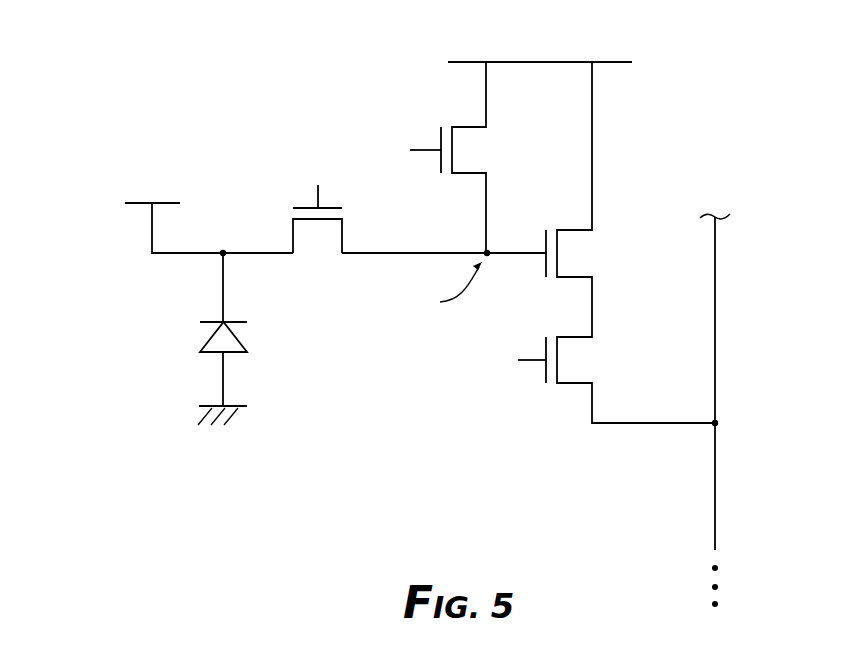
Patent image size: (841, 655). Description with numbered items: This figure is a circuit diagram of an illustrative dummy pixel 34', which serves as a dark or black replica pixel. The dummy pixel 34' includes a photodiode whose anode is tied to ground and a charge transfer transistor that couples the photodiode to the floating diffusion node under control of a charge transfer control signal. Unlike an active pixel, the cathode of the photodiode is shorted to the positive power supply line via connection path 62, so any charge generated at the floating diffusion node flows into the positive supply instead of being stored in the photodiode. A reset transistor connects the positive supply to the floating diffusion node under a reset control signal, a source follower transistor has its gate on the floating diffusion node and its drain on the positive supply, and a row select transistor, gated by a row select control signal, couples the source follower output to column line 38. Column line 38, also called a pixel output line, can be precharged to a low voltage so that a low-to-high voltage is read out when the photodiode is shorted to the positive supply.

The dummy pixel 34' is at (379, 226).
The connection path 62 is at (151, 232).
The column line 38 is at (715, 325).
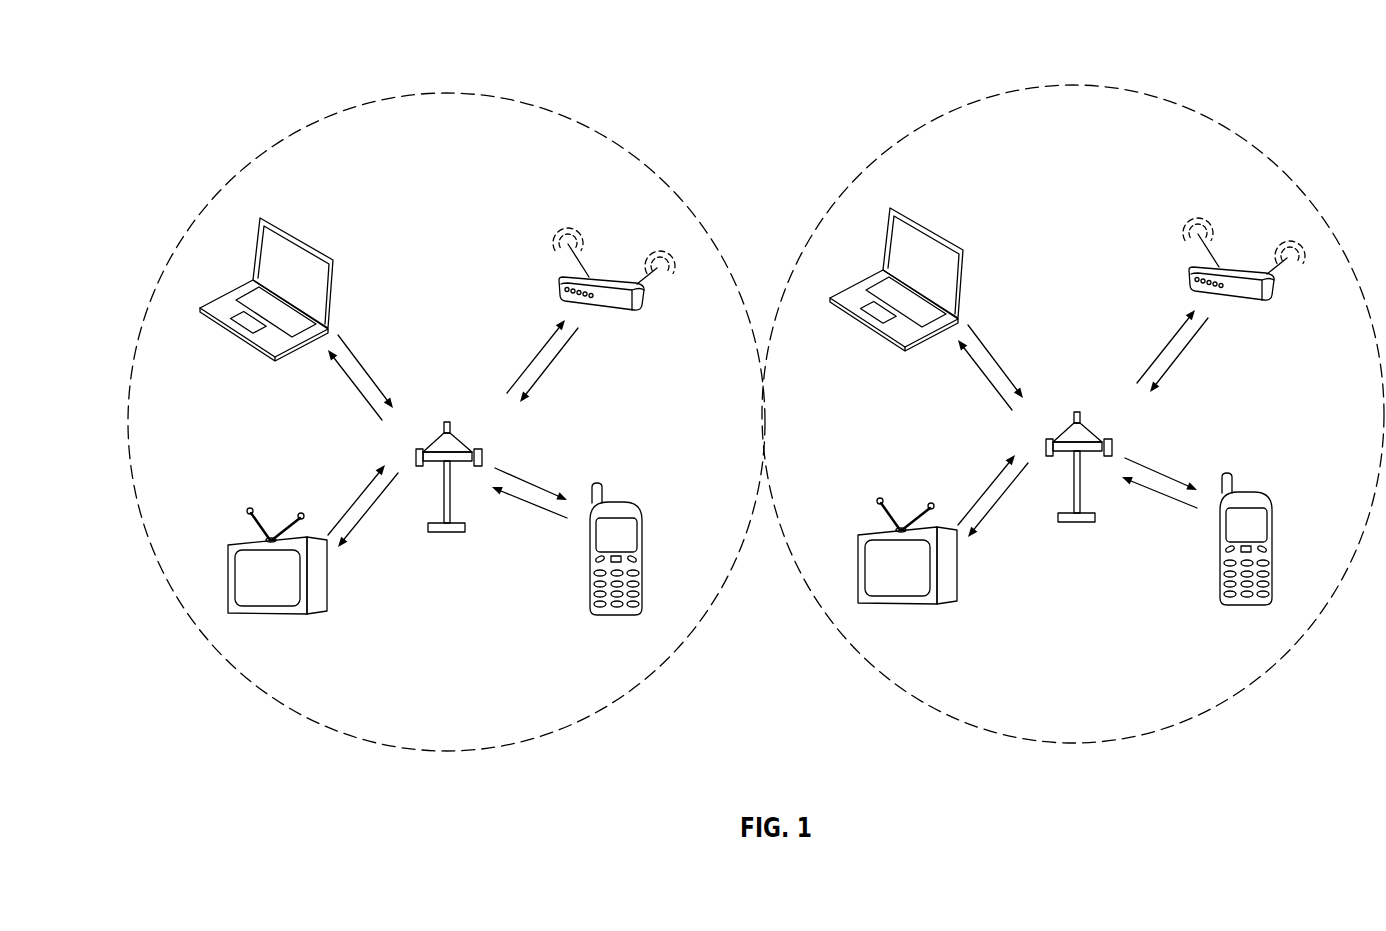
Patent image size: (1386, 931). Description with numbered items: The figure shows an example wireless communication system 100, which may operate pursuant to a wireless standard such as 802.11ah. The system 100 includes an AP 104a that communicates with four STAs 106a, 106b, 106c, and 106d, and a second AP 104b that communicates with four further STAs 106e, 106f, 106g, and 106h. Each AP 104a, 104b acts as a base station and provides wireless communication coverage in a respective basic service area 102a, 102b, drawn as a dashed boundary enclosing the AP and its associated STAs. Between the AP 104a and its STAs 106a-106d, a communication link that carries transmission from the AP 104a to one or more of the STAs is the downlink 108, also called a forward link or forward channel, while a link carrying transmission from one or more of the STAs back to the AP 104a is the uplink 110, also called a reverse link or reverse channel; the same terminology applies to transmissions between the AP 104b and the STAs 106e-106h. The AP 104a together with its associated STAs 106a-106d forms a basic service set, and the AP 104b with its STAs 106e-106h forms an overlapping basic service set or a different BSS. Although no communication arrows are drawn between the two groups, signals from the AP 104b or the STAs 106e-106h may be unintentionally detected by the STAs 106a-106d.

--------

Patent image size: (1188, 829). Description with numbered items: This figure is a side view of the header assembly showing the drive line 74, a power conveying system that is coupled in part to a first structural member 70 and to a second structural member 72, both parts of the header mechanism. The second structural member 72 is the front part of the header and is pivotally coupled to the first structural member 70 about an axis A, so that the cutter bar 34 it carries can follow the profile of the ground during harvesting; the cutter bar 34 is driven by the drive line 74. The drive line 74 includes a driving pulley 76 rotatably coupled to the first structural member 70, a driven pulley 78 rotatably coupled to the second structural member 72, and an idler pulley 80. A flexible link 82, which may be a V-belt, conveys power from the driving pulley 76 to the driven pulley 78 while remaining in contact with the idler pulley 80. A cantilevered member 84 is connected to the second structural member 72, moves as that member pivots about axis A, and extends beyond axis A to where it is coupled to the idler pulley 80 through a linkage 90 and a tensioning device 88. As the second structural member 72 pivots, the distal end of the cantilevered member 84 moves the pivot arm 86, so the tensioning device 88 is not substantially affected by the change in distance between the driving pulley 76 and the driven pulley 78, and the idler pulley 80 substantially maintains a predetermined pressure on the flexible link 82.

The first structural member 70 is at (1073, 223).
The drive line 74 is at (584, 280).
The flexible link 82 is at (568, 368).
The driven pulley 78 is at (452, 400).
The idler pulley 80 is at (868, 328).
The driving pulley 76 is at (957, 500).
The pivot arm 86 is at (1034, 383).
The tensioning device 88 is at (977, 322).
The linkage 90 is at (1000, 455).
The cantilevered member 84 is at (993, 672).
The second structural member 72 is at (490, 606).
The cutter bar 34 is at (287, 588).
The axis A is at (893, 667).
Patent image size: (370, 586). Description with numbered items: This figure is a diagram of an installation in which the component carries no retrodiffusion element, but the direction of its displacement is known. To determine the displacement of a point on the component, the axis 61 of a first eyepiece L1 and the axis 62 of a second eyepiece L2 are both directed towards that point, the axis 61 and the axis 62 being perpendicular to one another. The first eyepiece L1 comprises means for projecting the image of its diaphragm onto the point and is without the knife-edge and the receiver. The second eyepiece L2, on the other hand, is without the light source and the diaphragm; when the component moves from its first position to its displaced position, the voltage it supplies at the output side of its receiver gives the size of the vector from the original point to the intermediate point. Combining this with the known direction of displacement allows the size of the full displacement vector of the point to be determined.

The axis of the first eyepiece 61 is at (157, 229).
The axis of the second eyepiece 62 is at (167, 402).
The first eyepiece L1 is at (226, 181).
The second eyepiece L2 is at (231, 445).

--------

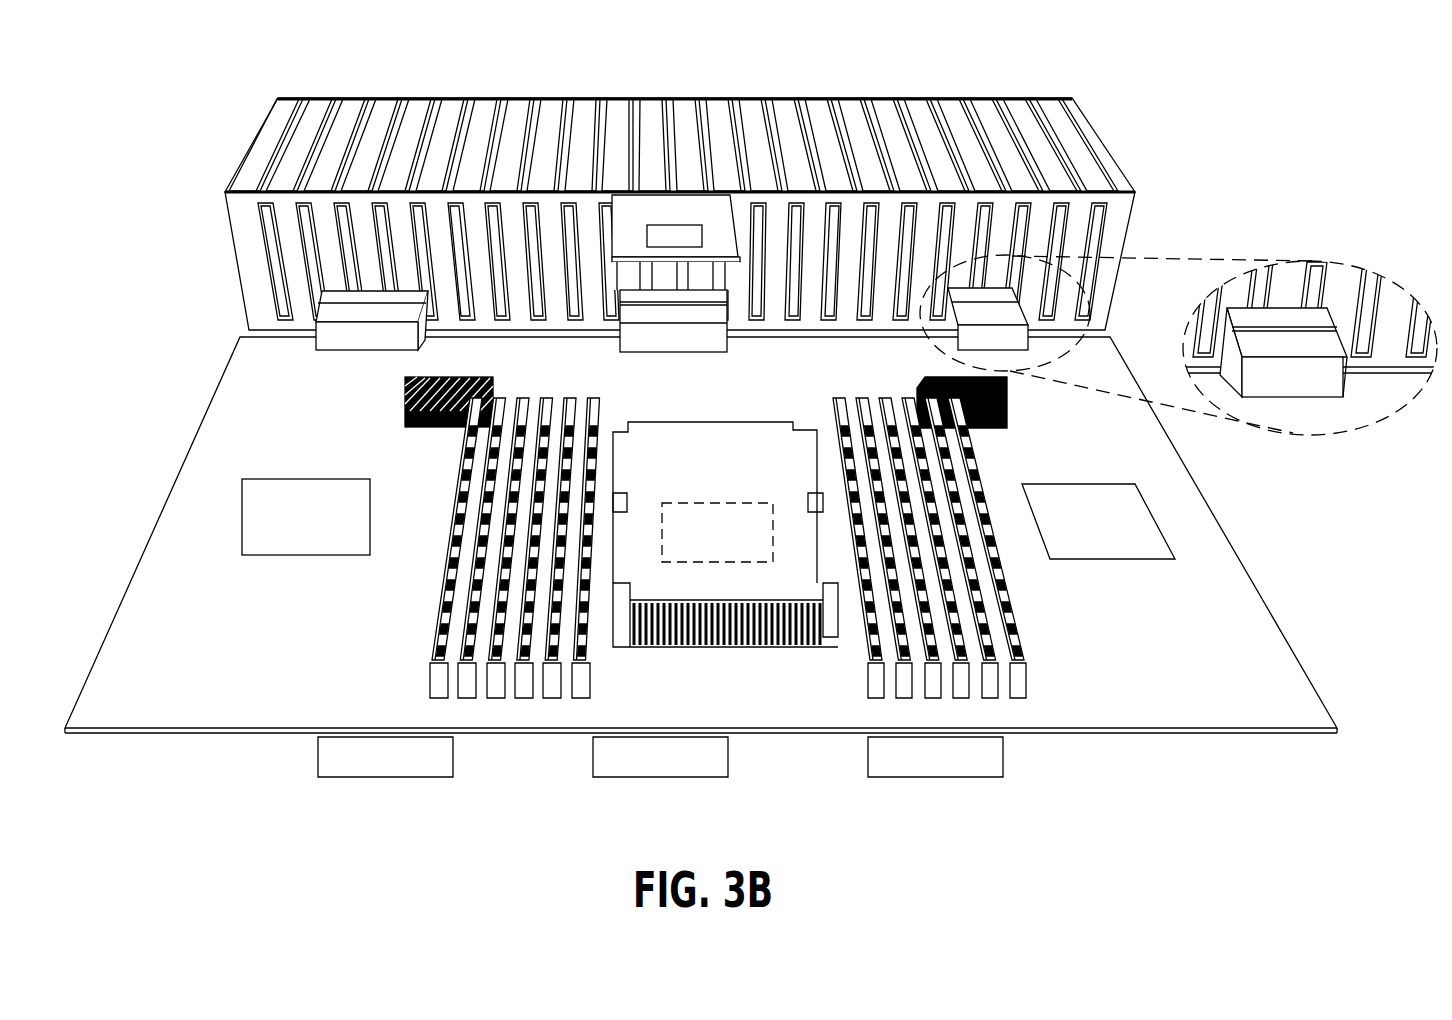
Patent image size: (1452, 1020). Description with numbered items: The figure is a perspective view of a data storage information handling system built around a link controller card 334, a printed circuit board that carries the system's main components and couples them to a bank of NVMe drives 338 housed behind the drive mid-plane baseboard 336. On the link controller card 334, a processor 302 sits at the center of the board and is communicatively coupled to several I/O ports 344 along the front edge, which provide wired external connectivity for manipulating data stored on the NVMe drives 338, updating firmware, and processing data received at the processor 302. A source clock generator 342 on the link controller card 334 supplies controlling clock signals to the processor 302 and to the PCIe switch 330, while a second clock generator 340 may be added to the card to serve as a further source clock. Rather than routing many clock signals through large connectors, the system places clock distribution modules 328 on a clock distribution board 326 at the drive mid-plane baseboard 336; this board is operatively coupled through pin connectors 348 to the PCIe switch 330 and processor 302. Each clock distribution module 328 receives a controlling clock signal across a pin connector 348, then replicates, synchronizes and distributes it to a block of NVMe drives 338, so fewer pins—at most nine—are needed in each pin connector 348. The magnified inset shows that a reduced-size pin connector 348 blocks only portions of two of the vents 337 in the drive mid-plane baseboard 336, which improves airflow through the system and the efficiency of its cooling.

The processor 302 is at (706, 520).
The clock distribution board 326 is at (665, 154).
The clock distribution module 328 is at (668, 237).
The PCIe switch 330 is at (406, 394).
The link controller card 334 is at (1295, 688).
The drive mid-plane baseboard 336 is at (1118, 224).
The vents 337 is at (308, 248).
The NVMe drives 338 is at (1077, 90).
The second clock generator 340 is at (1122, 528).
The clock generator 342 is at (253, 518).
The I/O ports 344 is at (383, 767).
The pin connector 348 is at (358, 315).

--------

Can you render the material from the line with "Patent image size: (841, 655)." to the line with "The column line 38 is at (715, 325).", both included, as a numbered list with the blank lines dropped and nothing else added?

1. Patent image size: (841, 655). Description with numbered items: This figure is a circuit diagram of an illustrative dummy pixel 34', which serves as a dark or black replica pixel. The dummy pixel 34' includes a photodiode whose anode is tied to ground and a charge transfer transistor that couples the photodiode to the floating diffusion node under control of a charge transfer control signal. Unlike an active pixel, the cathode of the photodiode is shorted to the positive power supply line via connection path 62, so any charge generated at the floating diffusion node flows into the positive supply instead of being stored in the photodiode. A reset transistor connects the positive supply to the floating diffusion node under a reset control signal, a source follower transistor has its gate on the floating diffusion node and its drain on the positive supply, and a row select transistor, gated by a row select control signal, couples the source follower output to column line 38. Column line 38, also called a pixel output line, can be precharged to a low voltage so that a low-to-high voltage is read out when the photodiode is shorted to the positive supply.
2. The dummy pixel 34' is at (379, 226).
3. The connection path 62 is at (151, 232).
4. The column line 38 is at (715, 325).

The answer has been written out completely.